Copy out all the records exactly.

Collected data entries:
□ □ □ □
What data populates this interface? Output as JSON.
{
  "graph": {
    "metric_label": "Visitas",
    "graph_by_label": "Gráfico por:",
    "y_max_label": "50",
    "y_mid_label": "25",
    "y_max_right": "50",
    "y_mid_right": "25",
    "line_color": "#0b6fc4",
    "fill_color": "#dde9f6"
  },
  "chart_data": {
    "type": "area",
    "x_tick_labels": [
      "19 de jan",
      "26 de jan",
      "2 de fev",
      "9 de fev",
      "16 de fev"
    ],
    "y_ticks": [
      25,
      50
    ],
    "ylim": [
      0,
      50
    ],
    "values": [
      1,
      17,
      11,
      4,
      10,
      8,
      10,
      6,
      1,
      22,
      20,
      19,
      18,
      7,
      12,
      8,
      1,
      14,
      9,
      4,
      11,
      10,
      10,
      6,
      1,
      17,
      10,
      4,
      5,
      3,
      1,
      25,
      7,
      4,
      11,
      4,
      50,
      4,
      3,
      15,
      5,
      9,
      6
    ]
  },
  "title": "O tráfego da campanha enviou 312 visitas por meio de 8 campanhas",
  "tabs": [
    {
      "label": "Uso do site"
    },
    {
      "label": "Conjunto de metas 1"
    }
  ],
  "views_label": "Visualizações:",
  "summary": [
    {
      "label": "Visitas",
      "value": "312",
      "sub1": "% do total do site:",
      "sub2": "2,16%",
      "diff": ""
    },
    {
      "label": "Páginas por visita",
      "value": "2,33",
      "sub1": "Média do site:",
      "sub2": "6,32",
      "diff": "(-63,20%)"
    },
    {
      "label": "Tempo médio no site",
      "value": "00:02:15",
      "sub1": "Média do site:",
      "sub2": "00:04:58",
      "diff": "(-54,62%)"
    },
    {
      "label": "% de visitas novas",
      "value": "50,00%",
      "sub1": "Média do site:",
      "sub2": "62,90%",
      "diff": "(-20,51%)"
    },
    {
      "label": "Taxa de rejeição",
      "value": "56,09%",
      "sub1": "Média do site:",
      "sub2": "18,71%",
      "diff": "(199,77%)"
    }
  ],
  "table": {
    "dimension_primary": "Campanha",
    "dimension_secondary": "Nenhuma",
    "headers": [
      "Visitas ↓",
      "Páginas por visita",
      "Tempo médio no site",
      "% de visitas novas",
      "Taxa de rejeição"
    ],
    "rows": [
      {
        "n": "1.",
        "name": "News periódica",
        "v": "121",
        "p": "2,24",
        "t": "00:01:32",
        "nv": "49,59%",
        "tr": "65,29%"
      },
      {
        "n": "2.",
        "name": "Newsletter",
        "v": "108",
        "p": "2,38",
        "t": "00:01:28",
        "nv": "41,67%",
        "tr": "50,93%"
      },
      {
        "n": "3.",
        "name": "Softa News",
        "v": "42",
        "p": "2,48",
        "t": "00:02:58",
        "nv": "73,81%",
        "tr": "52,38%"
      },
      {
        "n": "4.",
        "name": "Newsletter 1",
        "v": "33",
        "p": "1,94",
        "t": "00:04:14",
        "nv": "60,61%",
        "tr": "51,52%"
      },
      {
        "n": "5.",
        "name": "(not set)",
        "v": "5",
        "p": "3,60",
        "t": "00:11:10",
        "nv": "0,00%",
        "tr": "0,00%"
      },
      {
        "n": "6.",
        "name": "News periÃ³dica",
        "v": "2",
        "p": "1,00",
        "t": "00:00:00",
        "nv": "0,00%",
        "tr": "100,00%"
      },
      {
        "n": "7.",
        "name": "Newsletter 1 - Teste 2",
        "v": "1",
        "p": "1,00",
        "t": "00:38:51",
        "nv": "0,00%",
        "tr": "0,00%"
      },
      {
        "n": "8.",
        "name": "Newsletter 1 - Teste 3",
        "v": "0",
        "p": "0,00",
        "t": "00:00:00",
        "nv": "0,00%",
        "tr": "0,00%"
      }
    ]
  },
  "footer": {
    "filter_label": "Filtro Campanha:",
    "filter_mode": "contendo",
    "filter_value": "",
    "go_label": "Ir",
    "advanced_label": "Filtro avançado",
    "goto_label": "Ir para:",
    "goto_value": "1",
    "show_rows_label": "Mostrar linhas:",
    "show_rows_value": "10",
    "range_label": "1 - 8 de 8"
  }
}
□ □ □ □
● Problem solution:
What data populates this interface? Output as JSON.
{
  "graph": {
    "metric_label": "Visitas",
    "graph_by_label": "Gráfico por:",
    "y_max_label": "50",
    "y_mid_label": "25",
    "y_max_right": "50",
    "y_mid_right": "25",
    "line_color": "#0b6fc4",
    "fill_color": "#dde9f6"
  },
  "chart_data": {
    "type": "area",
    "x_tick_labels": [
      "19 de jan",
      "26 de jan",
      "2 de fev",
      "9 de fev",
      "16 de fev"
    ],
    "y_ticks": [
      25,
      50
    ],
    "ylim": [
      0,
      50
    ],
    "values": [
      1,
      17,
      11,
      4,
      10,
      8,
      10,
      6,
      1,
      22,
      20,
      19,
      18,
      7,
      12,
      8,
      1,
      14,
      9,
      4,
      11,
      10,
      10,
      6,
      1,
      17,
      10,
      4,
      5,
      3,
      1,
      25,
      7,
      4,
      11,
      4,
      50,
      4,
      3,
      15,
      5,
      9,
      6
    ]
  },
  "title": "O tráfego da campanha enviou 312 visitas por meio de 8 campanhas",
  "tabs": [
    {
      "label": "Uso do site"
    },
    {
      "label": "Conjunto de metas 1"
    }
  ],
  "views_label": "Visualizações:",
  "summary": [
    {
      "label": "Visitas",
      "value": "312",
      "sub1": "% do total do site:",
      "sub2": "2,16%",
      "diff": ""
    },
    {
      "label": "Páginas por visita",
      "value": "2,33",
      "sub1": "Média do site:",
      "sub2": "6,32",
      "diff": "(-63,20%)"
    },
    {
      "label": "Tempo médio no site",
      "value": "00:02:15",
      "sub1": "Média do site:",
      "sub2": "00:04:58",
      "diff": "(-54,62%)"
    },
    {
      "label": "% de visitas novas",
      "value": "50,00%",
      "sub1": "Média do site:",
      "sub2": "62,90%",
      "diff": "(-20,51%)"
    },
    {
      "label": "Taxa de rejeição",
      "value": "56,09%",
      "sub1": "Média do site:",
      "sub2": "18,71%",
      "diff": "(199,77%)"
    }
  ],
  "table": {
    "dimension_primary": "Campanha",
    "dimension_secondary": "Nenhuma",
    "headers": [
      "Visitas ↓",
      "Páginas por visita",
      "Tempo médio no site",
      "% de visitas novas",
      "Taxa de rejeição"
    ],
    "rows": [
      {
        "n": "1.",
        "name": "News periódica",
        "v": "121",
        "p": "2,24",
        "t": "00:01:32",
        "nv": "49,59%",
        "tr": "65,29%"
      },
      {
        "n": "2.",
        "name": "Newsletter",
        "v": "108",
        "p": "2,38",
        "t": "00:01:28",
        "nv": "41,67%",
        "tr": "50,93%"
      },
      {
        "n": "3.",
        "name": "Softa News",
        "v": "42",
        "p": "2,48",
        "t": "00:02:58",
        "nv": "73,81%",
        "tr": "52,38%"
      },
      {
        "n": "4.",
        "name": "Newsletter 1",
        "v": "33",
        "p": "1,94",
        "t": "00:04:14",
        "nv": "60,61%",
        "tr": "51,52%"
      },
      {
        "n": "5.",
        "name": "(not set)",
        "v": "5",
        "p": "3,60",
        "t": "00:11:10",
        "nv": "0,00%",
        "tr": "0,00%"
      },
      {
        "n": "6.",
        "name": "News periÃ³dica",
        "v": "2",
        "p": "1,00",
        "t": "00:00:00",
        "nv": "0,00%",
        "tr": "100,00%"
      },
      {
        "n": "7.",
        "name": "Newsletter 1 - Teste 2",
        "v": "1",
        "p": "1,00",
        "t": "00:38:51",
        "nv": "0,00%",
        "tr": "0,00%"
      },
      {
        "n": "8.",
        "name": "Newsletter 1 - Teste 3",
        "v": "0",
        "p": "0,00",
        "t": "00:00:00",
        "nv": "0,00%",
        "tr": "0,00%"
      }
    ]
  },
  "footer": {
    "filter_label": "Filtro Campanha:",
    "filter_mode": "contendo",
    "filter_value": "",
    "go_label": "Ir",
    "advanced_label": "Filtro avançado",
    "goto_label": "Ir para:",
    "goto_value": "1",
    "show_rows_label": "Mostrar linhas:",
    "show_rows_value": "10",
    "range_label": "1 - 8 de 8"
  }
}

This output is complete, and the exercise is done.